§ SHORT PROBLEM
Check each line of the material. Copy those containing "this".

§ RECORDS TO PROCESS
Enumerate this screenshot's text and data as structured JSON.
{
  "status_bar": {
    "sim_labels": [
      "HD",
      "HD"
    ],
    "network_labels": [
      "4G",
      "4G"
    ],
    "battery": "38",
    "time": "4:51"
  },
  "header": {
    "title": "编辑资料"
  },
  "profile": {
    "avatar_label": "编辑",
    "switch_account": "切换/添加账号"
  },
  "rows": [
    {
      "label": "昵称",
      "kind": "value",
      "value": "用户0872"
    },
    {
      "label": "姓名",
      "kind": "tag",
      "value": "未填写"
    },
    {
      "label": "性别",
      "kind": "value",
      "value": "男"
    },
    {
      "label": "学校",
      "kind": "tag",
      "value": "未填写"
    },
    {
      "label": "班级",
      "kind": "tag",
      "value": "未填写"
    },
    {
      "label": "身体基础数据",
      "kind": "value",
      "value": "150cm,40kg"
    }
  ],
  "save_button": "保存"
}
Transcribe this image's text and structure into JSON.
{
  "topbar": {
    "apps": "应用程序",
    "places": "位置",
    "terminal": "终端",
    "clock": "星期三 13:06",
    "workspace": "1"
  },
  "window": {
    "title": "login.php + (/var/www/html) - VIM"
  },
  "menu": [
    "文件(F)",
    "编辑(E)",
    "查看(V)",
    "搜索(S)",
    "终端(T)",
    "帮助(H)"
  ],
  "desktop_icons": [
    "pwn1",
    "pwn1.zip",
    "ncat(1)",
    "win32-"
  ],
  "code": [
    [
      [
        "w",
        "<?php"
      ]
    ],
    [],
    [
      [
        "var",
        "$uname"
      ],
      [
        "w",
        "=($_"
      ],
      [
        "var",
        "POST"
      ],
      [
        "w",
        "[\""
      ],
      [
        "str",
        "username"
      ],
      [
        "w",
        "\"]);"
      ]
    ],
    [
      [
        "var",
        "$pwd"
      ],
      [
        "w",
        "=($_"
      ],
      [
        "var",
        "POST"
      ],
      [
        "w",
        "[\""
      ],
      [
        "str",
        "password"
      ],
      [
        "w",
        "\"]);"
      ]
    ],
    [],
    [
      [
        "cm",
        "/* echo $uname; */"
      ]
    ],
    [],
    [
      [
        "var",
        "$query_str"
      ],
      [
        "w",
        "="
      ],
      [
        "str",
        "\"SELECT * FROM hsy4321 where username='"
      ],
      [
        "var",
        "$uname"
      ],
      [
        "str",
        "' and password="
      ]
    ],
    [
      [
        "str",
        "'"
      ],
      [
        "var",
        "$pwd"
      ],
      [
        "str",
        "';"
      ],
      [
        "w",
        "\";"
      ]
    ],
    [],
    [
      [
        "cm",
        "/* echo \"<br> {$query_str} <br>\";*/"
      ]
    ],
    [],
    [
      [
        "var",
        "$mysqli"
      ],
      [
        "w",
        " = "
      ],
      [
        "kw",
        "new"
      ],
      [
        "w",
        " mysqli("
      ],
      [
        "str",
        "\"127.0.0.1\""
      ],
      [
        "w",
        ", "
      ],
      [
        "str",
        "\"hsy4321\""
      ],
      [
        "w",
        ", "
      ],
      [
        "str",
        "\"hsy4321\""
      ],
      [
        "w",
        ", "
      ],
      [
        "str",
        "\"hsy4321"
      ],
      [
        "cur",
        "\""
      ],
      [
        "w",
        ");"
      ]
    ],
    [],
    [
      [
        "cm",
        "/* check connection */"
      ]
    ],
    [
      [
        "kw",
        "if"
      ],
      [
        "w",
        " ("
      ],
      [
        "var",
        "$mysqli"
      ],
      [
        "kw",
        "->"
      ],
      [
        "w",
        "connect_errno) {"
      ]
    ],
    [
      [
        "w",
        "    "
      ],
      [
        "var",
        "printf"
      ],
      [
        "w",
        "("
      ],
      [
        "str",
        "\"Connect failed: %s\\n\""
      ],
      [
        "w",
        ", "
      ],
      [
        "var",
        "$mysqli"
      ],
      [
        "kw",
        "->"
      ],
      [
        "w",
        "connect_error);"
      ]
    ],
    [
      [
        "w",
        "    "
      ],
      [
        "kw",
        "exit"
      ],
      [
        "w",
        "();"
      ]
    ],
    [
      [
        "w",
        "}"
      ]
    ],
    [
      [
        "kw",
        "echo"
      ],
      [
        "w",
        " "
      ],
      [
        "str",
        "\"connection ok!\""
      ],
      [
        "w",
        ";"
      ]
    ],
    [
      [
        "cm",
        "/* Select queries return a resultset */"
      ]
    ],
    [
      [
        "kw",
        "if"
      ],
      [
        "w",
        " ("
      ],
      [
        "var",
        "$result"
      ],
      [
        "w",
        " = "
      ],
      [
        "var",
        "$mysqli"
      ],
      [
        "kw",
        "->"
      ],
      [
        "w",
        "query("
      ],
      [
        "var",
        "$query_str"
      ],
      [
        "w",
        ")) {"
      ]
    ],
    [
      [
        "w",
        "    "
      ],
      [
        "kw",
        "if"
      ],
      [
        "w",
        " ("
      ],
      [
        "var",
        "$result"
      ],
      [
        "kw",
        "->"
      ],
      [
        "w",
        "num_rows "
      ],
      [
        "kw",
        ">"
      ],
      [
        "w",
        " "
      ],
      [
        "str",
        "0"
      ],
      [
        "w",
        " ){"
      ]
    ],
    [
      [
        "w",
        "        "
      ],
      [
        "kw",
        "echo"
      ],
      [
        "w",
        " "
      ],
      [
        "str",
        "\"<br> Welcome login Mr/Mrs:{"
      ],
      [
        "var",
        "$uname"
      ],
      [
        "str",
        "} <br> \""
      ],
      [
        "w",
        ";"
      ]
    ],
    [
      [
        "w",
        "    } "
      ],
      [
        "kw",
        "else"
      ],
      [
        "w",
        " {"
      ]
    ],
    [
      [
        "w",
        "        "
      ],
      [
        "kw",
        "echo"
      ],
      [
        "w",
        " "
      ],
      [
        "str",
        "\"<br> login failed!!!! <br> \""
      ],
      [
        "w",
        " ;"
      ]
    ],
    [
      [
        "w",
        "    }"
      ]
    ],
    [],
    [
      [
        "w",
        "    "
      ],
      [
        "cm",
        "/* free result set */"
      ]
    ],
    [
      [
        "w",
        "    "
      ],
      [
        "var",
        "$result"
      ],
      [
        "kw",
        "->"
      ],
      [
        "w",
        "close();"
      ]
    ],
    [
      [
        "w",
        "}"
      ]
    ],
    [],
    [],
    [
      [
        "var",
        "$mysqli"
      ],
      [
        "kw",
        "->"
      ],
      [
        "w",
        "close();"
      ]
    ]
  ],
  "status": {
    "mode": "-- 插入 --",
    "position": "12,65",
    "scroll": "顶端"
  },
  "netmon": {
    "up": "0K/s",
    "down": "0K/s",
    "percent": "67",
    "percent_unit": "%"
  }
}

§ SOLUTION TO THE EXERCISE
Enumerate this screenshot's text and data as structured JSON.
Transcribe this image's text and structure into JSON.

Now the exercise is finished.